◆ Dataset records
— START —

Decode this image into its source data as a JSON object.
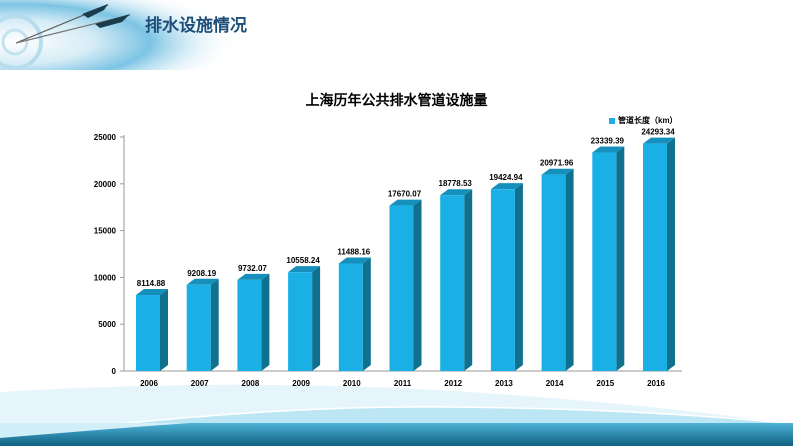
{
  "slide": {
    "title": "排水设施情况"
  },
  "colors": {
    "bar_front": "#1ab0e6",
    "bar_side": "#10718f",
    "bar_top": "#1590bd",
    "title": "#1f4e79"
  },
  "chart_data": {
    "type": "bar",
    "title": "上海历年公共排水管道设施量",
    "categories": [
      "2006",
      "2007",
      "2008",
      "2009",
      "2010",
      "2011",
      "2012",
      "2013",
      "2014",
      "2015",
      "2016"
    ],
    "series": [
      {
        "name": "管道长度（km）",
        "values": [
          8114.88,
          9208.19,
          9732.07,
          10558.24,
          11488.16,
          17670.07,
          18778.53,
          19424.94,
          20971.96,
          23339.39,
          24293.34
        ]
      }
    ],
    "data_labels": [
      "8114.88",
      "9208.19",
      "9732.07",
      "10558.24",
      "11488.16",
      "17670.07",
      "18778.53",
      "19424.94",
      "20971.96",
      "23339.39",
      "24293.34"
    ],
    "yticks": [
      "0",
      "5000",
      "10000",
      "15000",
      "20000",
      "25000"
    ],
    "ylim": [
      0,
      25000
    ],
    "xlabel": "",
    "ylabel": "",
    "legend": "top-right",
    "grid": false,
    "style": "3d-column"
  }
}
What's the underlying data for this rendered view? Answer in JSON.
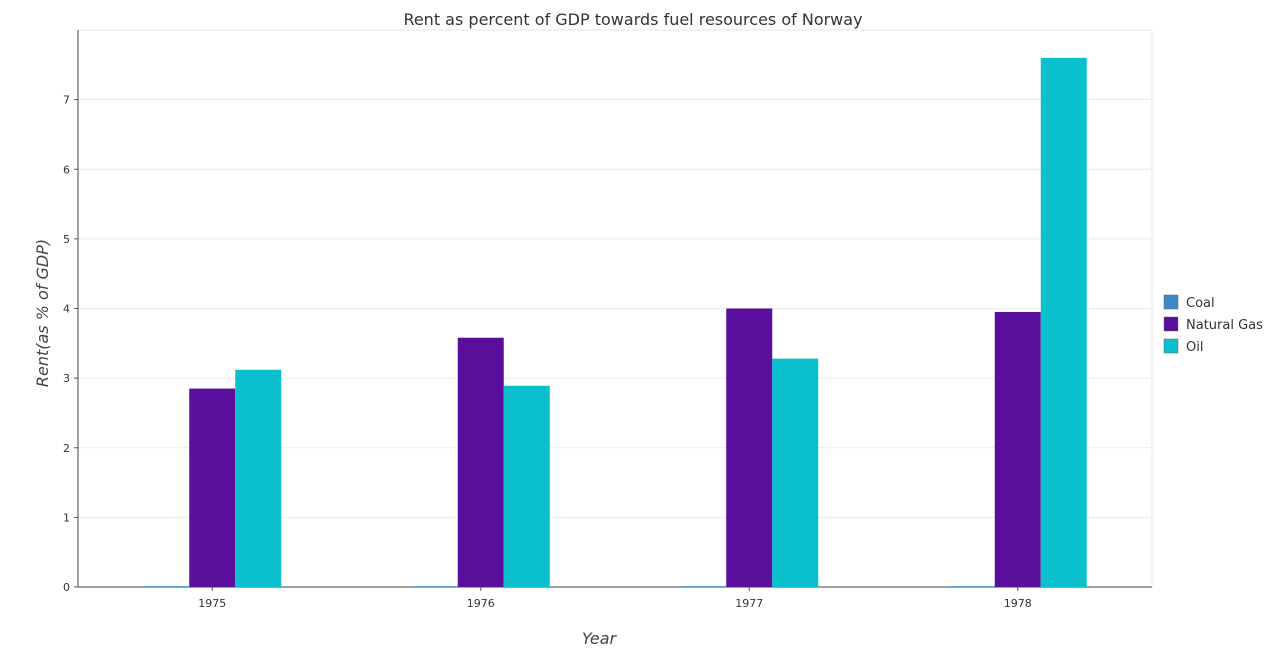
{
  "chart_data": {
    "type": "bar",
    "title": "Rent as percent of GDP towards fuel resources of Norway",
    "xlabel": "Year",
    "ylabel": "Rent(as % of GDP)",
    "categories": [
      "1975",
      "1976",
      "1977",
      "1978"
    ],
    "ylim": [
      0,
      8
    ],
    "yticks": [
      0,
      1,
      2,
      3,
      4,
      5,
      6,
      7
    ],
    "grid": true,
    "legend_position": "right",
    "series": [
      {
        "name": "Coal",
        "color": "#3d8ac6",
        "values": [
          0.004,
          0.006,
          0.004,
          0.001
        ]
      },
      {
        "name": "Natural Gas",
        "color": "#5a0f9c",
        "values": [
          2.85,
          3.58,
          4.0,
          3.95
        ]
      },
      {
        "name": "Oil",
        "color": "#0ac0cc",
        "values": [
          3.12,
          2.89,
          3.28,
          7.6
        ]
      }
    ]
  }
}
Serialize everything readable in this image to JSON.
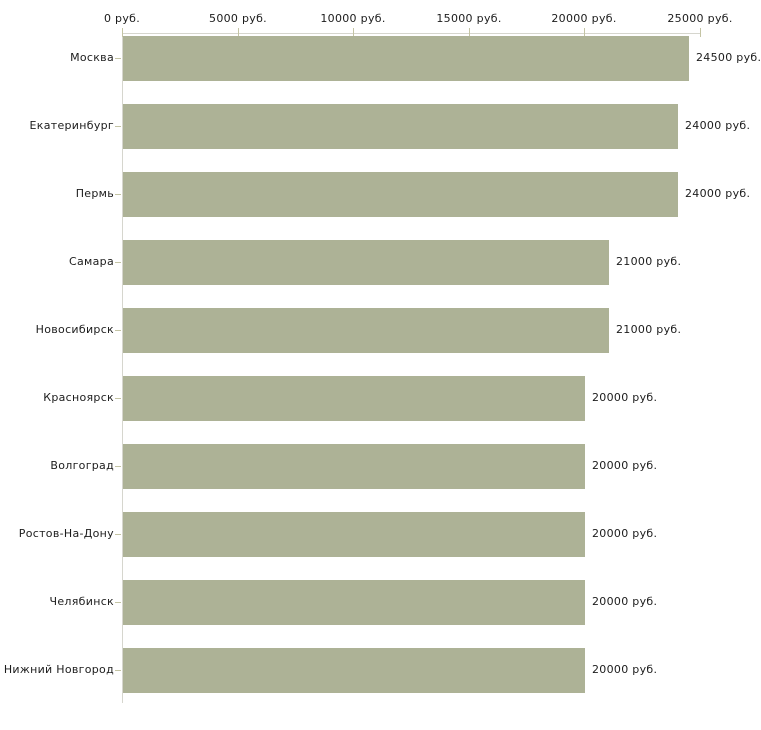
{
  "chart_data": {
    "type": "bar",
    "orientation": "horizontal",
    "title": "",
    "categories": [
      "Москва",
      "Екатеринбург",
      "Пермь",
      "Самара",
      "Новосибирск",
      "Красноярск",
      "Волгоград",
      "Ростов-На-Дону",
      "Челябинск",
      "Нижний Новгород"
    ],
    "values": [
      24500,
      24000,
      24000,
      21000,
      21000,
      20000,
      20000,
      20000,
      20000,
      20000
    ],
    "value_labels": [
      "24500 руб.",
      "24000 руб.",
      "24000 руб.",
      "21000 руб.",
      "21000 руб.",
      "20000 руб.",
      "20000 руб.",
      "20000 руб.",
      "20000 руб.",
      "20000 руб."
    ],
    "x_axis": {
      "position": "top",
      "tick_values": [
        0,
        5000,
        10000,
        15000,
        20000,
        25000
      ],
      "tick_labels": [
        "0 руб.",
        "5000 руб.",
        "10000 руб.",
        "15000 руб.",
        "20000 руб.",
        "25000 руб."
      ],
      "xlim": [
        0,
        25000
      ]
    },
    "grid": false,
    "legend": false,
    "colors": {
      "bar": "#adb296",
      "axis_line": "#d6d6ce",
      "tick": "#c4c4a4",
      "text": "#1c1c1c",
      "background": "#ffffff"
    }
  }
}
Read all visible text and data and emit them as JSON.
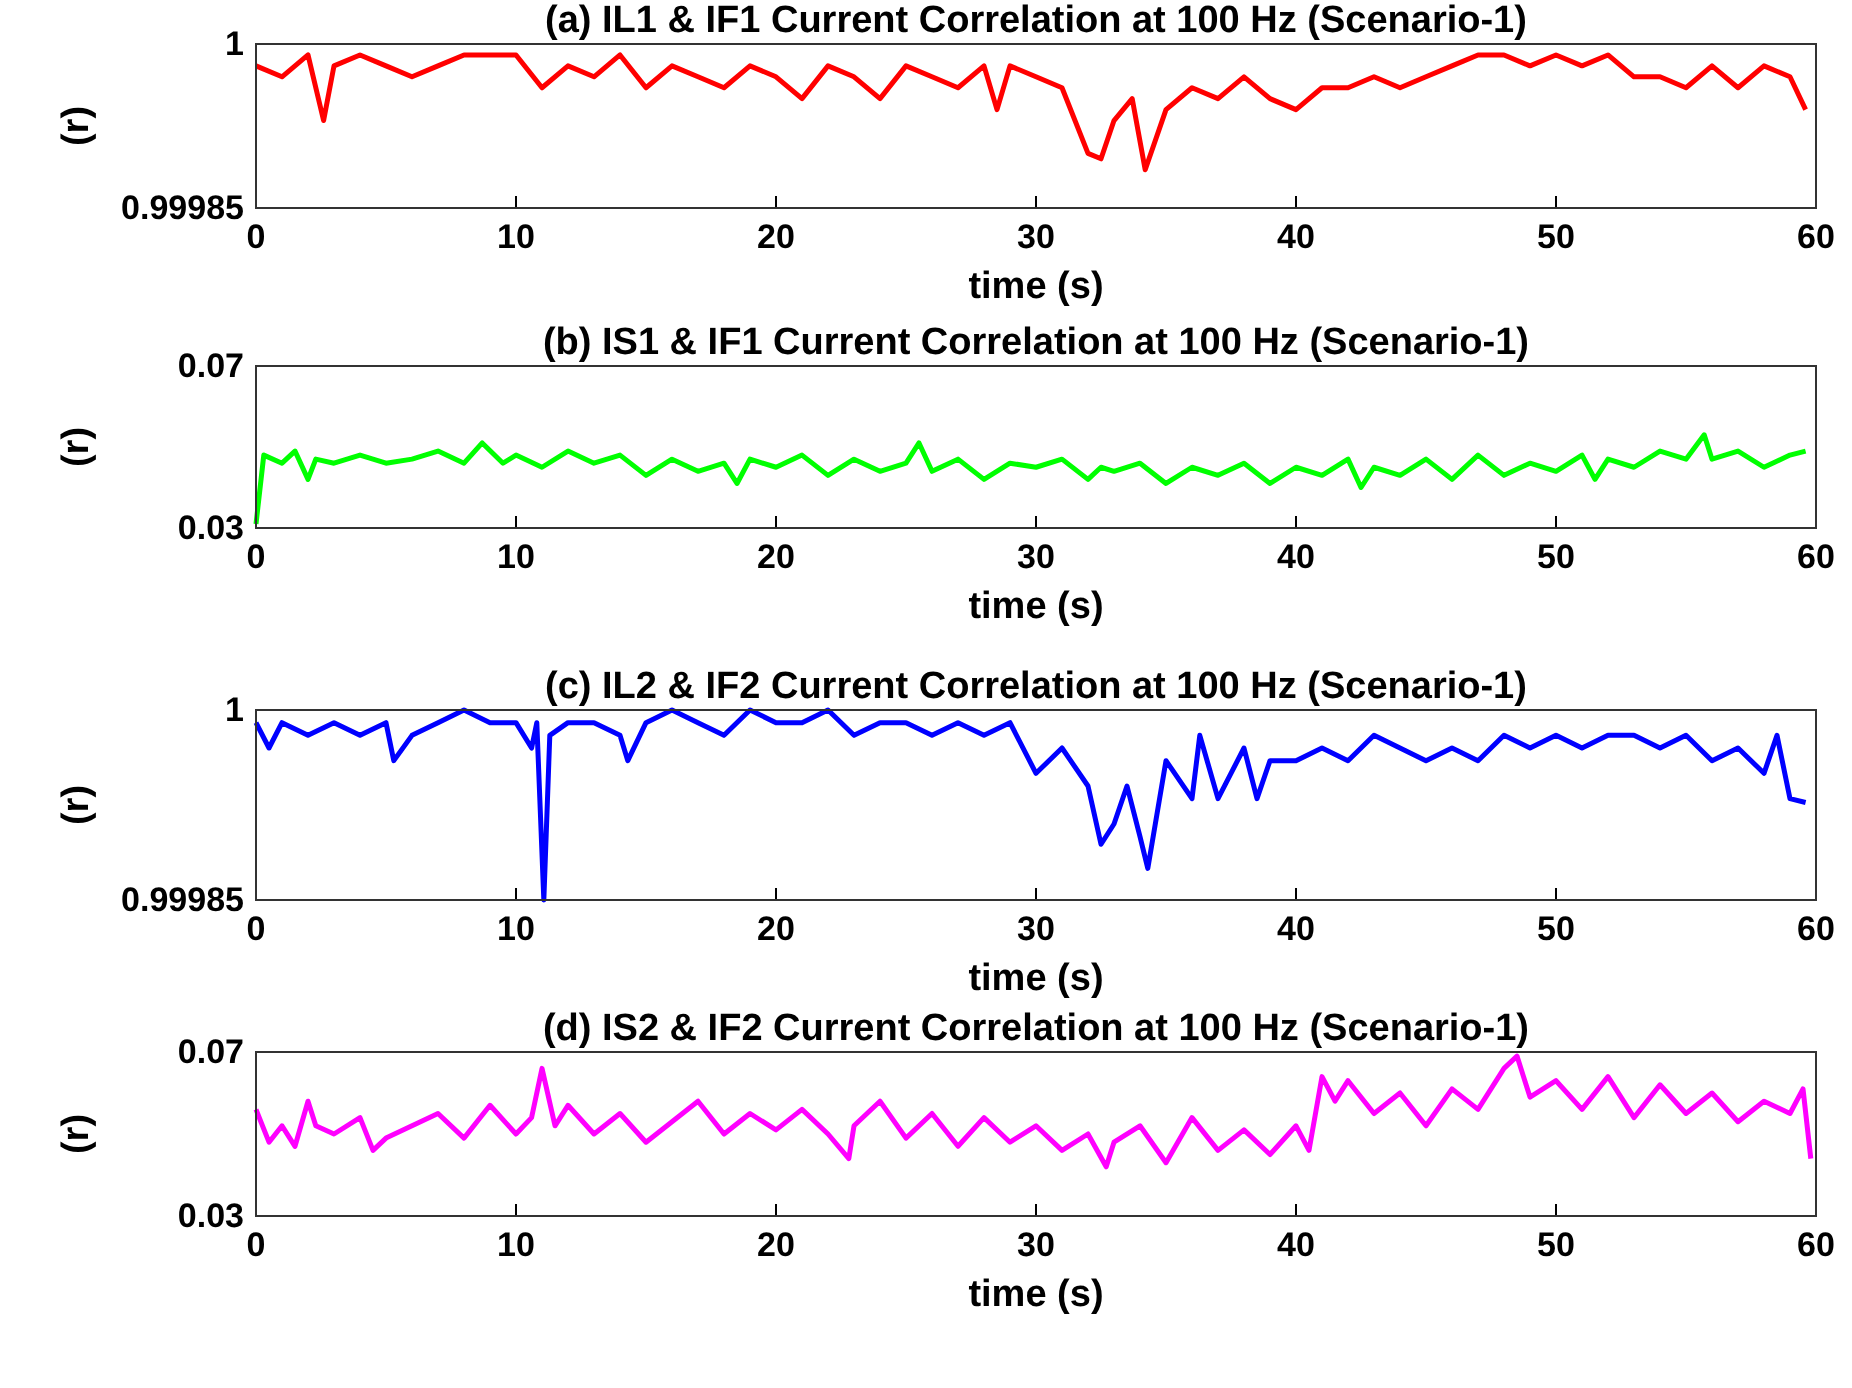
{
  "chart_data": [
    {
      "type": "line",
      "title": "(a) IL1 & IF1 Current Correlation at 100 Hz (Scenario-1)",
      "xlabel": "time (s)",
      "ylabel": "(r)",
      "xlim": [
        0,
        60
      ],
      "ylim": [
        0.99985,
        1
      ],
      "xticks": [
        0,
        10,
        20,
        30,
        40,
        50,
        60
      ],
      "yticks": [
        0.99985,
        1
      ],
      "x": [
        0,
        1,
        2,
        2.6,
        3,
        4,
        5,
        6,
        7,
        8,
        9,
        10,
        11,
        12,
        13,
        14,
        15,
        16,
        17,
        18,
        19,
        20,
        21,
        22,
        23,
        24,
        25,
        26,
        27,
        28,
        28.5,
        29,
        30,
        31,
        32,
        32.5,
        33,
        33.7,
        34.2,
        35,
        36,
        37,
        38,
        39,
        40,
        41,
        42,
        43,
        44,
        45,
        46,
        47,
        48,
        49,
        50,
        51,
        52,
        53,
        54,
        55,
        56,
        57,
        58,
        59,
        59.6
      ],
      "series": [
        {
          "color": "#ff0000",
          "values": [
            0.99998,
            0.99997,
            0.99999,
            0.99993,
            0.99998,
            0.99999,
            0.99998,
            0.99997,
            0.99998,
            0.99999,
            0.99999,
            0.99999,
            0.99996,
            0.99998,
            0.99997,
            0.99999,
            0.99996,
            0.99998,
            0.99997,
            0.99996,
            0.99998,
            0.99997,
            0.99995,
            0.99998,
            0.99997,
            0.99995,
            0.99998,
            0.99997,
            0.99996,
            0.99998,
            0.99994,
            0.99998,
            0.99997,
            0.99996,
            0.9999,
            0.999895,
            0.99993,
            0.99995,
            0.999885,
            0.99994,
            0.99996,
            0.99995,
            0.99997,
            0.99995,
            0.99994,
            0.99996,
            0.99996,
            0.99997,
            0.99996,
            0.99997,
            0.99998,
            0.99999,
            0.99999,
            0.99998,
            0.99999,
            0.99998,
            0.99999,
            0.99997,
            0.99997,
            0.99996,
            0.99998,
            0.99996,
            0.99998,
            0.99997,
            0.99994
          ]
        }
      ]
    },
    {
      "type": "line",
      "title": "(b) IS1 & IF1 Current Correlation at 100 Hz (Scenario-1)",
      "xlabel": "time (s)",
      "ylabel": "(r)",
      "xlim": [
        0,
        60
      ],
      "ylim": [
        0.03,
        0.07
      ],
      "xticks": [
        0,
        10,
        20,
        30,
        40,
        50,
        60
      ],
      "yticks": [
        0.03,
        0.07
      ],
      "x": [
        0,
        0.3,
        1,
        1.5,
        2,
        2.3,
        3,
        4,
        5,
        6,
        7,
        8,
        8.7,
        9.5,
        10,
        11,
        12,
        13,
        14,
        15,
        16,
        17,
        18,
        18.5,
        19,
        20,
        21,
        22,
        23,
        24,
        25,
        25.5,
        26,
        27,
        28,
        29,
        30,
        31,
        32,
        32.5,
        33,
        34,
        35,
        36,
        37,
        38,
        39,
        40,
        41,
        42,
        42.5,
        43,
        44,
        45,
        46,
        47,
        48,
        49,
        50,
        51,
        51.5,
        52,
        53,
        54,
        55,
        55.7,
        56,
        57,
        58,
        59,
        59.6
      ],
      "series": [
        {
          "color": "#00ff00",
          "values": [
            0.031,
            0.048,
            0.046,
            0.049,
            0.042,
            0.047,
            0.046,
            0.048,
            0.046,
            0.047,
            0.049,
            0.046,
            0.051,
            0.046,
            0.048,
            0.045,
            0.049,
            0.046,
            0.048,
            0.043,
            0.047,
            0.044,
            0.046,
            0.041,
            0.047,
            0.045,
            0.048,
            0.043,
            0.047,
            0.044,
            0.046,
            0.051,
            0.044,
            0.047,
            0.042,
            0.046,
            0.045,
            0.047,
            0.042,
            0.045,
            0.044,
            0.046,
            0.041,
            0.045,
            0.043,
            0.046,
            0.041,
            0.045,
            0.043,
            0.047,
            0.04,
            0.045,
            0.043,
            0.047,
            0.042,
            0.048,
            0.043,
            0.046,
            0.044,
            0.048,
            0.042,
            0.047,
            0.045,
            0.049,
            0.047,
            0.053,
            0.047,
            0.049,
            0.045,
            0.048,
            0.049
          ]
        }
      ]
    },
    {
      "type": "line",
      "title": "(c) IL2 & IF2 Current Correlation at 100 Hz (Scenario-1)",
      "xlabel": "time (s)",
      "ylabel": "(r)",
      "xlim": [
        0,
        60
      ],
      "ylim": [
        0.99985,
        1
      ],
      "xticks": [
        0,
        10,
        20,
        30,
        40,
        50,
        60
      ],
      "yticks": [
        0.99985,
        1
      ],
      "x": [
        0,
        0.5,
        1,
        2,
        3,
        4,
        5,
        5.3,
        6,
        7,
        8,
        9,
        10,
        10.6,
        10.8,
        11.07,
        11.3,
        12,
        13,
        14,
        14.3,
        15,
        16,
        17,
        18,
        19,
        20,
        21,
        22,
        23,
        24,
        25,
        26,
        27,
        28,
        29,
        30,
        31,
        32,
        32.5,
        33,
        33.5,
        34,
        34.3,
        35,
        36,
        36.3,
        37,
        38,
        38.5,
        39,
        40,
        41,
        42,
        43,
        44,
        45,
        46,
        47,
        48,
        49,
        50,
        51,
        52,
        53,
        54,
        55,
        56,
        57,
        58,
        58.5,
        59,
        59.6
      ],
      "series": [
        {
          "color": "#0000ff",
          "values": [
            0.99999,
            0.99997,
            0.99999,
            0.99998,
            0.99999,
            0.99998,
            0.99999,
            0.99996,
            0.99998,
            0.99999,
            1,
            0.99999,
            0.99999,
            0.99997,
            0.99999,
            0.99985,
            0.99998,
            0.99999,
            0.99999,
            0.99998,
            0.99996,
            0.99999,
            1,
            0.99999,
            0.99998,
            1,
            0.99999,
            0.99999,
            1,
            0.99998,
            0.99999,
            0.99999,
            0.99998,
            0.99999,
            0.99998,
            0.99999,
            0.99995,
            0.99997,
            0.99994,
            0.999894,
            0.99991,
            0.99994,
            0.9999,
            0.999875,
            0.99996,
            0.99993,
            0.99998,
            0.99993,
            0.99997,
            0.99993,
            0.99996,
            0.99996,
            0.99997,
            0.99996,
            0.99998,
            0.99997,
            0.99996,
            0.99997,
            0.99996,
            0.99998,
            0.99997,
            0.99998,
            0.99997,
            0.99998,
            0.99998,
            0.99997,
            0.99998,
            0.99996,
            0.99997,
            0.99995,
            0.99998,
            0.99993,
            0.999927
          ]
        }
      ]
    },
    {
      "type": "line",
      "title": "(d) IS2 & IF2 Current Correlation at 100 Hz (Scenario-1)",
      "xlabel": "time (s)",
      "ylabel": "(r)",
      "xlim": [
        0,
        60
      ],
      "ylim": [
        0.03,
        0.07
      ],
      "xticks": [
        0,
        10,
        20,
        30,
        40,
        50,
        60
      ],
      "yticks": [
        0.03,
        0.07
      ],
      "x": [
        0,
        0.5,
        1,
        1.5,
        2,
        2.3,
        3,
        4,
        4.5,
        5,
        6,
        7,
        8,
        9,
        10,
        10.6,
        11,
        11.5,
        12,
        13,
        14,
        15,
        16,
        17,
        18,
        19,
        20,
        21,
        22,
        22.8,
        23,
        24,
        25,
        26,
        27,
        28,
        29,
        30,
        31,
        32,
        32.7,
        33,
        34,
        35,
        36,
        37,
        38,
        39,
        40,
        40.5,
        41,
        41.5,
        42,
        43,
        44,
        45,
        46,
        47,
        48,
        48.5,
        49,
        50,
        51,
        52,
        53,
        54,
        55,
        56,
        57,
        58,
        59,
        59.5,
        59.8
      ],
      "series": [
        {
          "color": "#ff00ff",
          "values": [
            0.056,
            0.048,
            0.052,
            0.047,
            0.058,
            0.052,
            0.05,
            0.054,
            0.046,
            0.049,
            0.052,
            0.055,
            0.049,
            0.057,
            0.05,
            0.054,
            0.066,
            0.052,
            0.057,
            0.05,
            0.055,
            0.048,
            0.053,
            0.058,
            0.05,
            0.055,
            0.051,
            0.056,
            0.05,
            0.044,
            0.052,
            0.058,
            0.049,
            0.055,
            0.047,
            0.054,
            0.048,
            0.052,
            0.046,
            0.05,
            0.042,
            0.048,
            0.052,
            0.043,
            0.054,
            0.046,
            0.051,
            0.045,
            0.052,
            0.046,
            0.064,
            0.058,
            0.063,
            0.055,
            0.06,
            0.052,
            0.061,
            0.056,
            0.066,
            0.069,
            0.059,
            0.063,
            0.056,
            0.064,
            0.054,
            0.062,
            0.055,
            0.06,
            0.053,
            0.058,
            0.055,
            0.061,
            0.044
          ]
        }
      ]
    }
  ]
}
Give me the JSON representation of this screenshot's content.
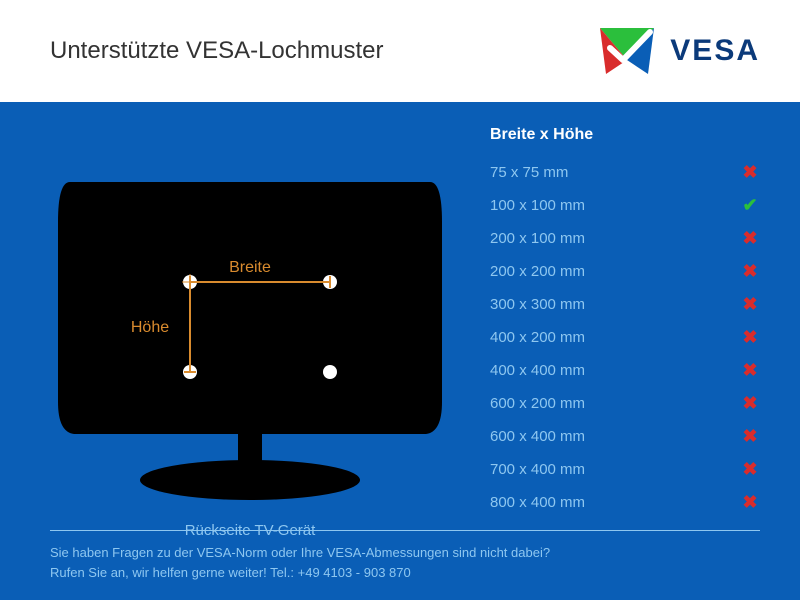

— END —

◆ What you will do
List all lines where "JSON" occurs.

◆ Response
Decode this image into its source data as a JSON object.
What's the underlying data for this rendered view? Answer in JSON.
Serialize everything readable in this image to JSON.
Read all visible text and data and emit them as JSON.
Give me the JSON representation of this screenshot's content.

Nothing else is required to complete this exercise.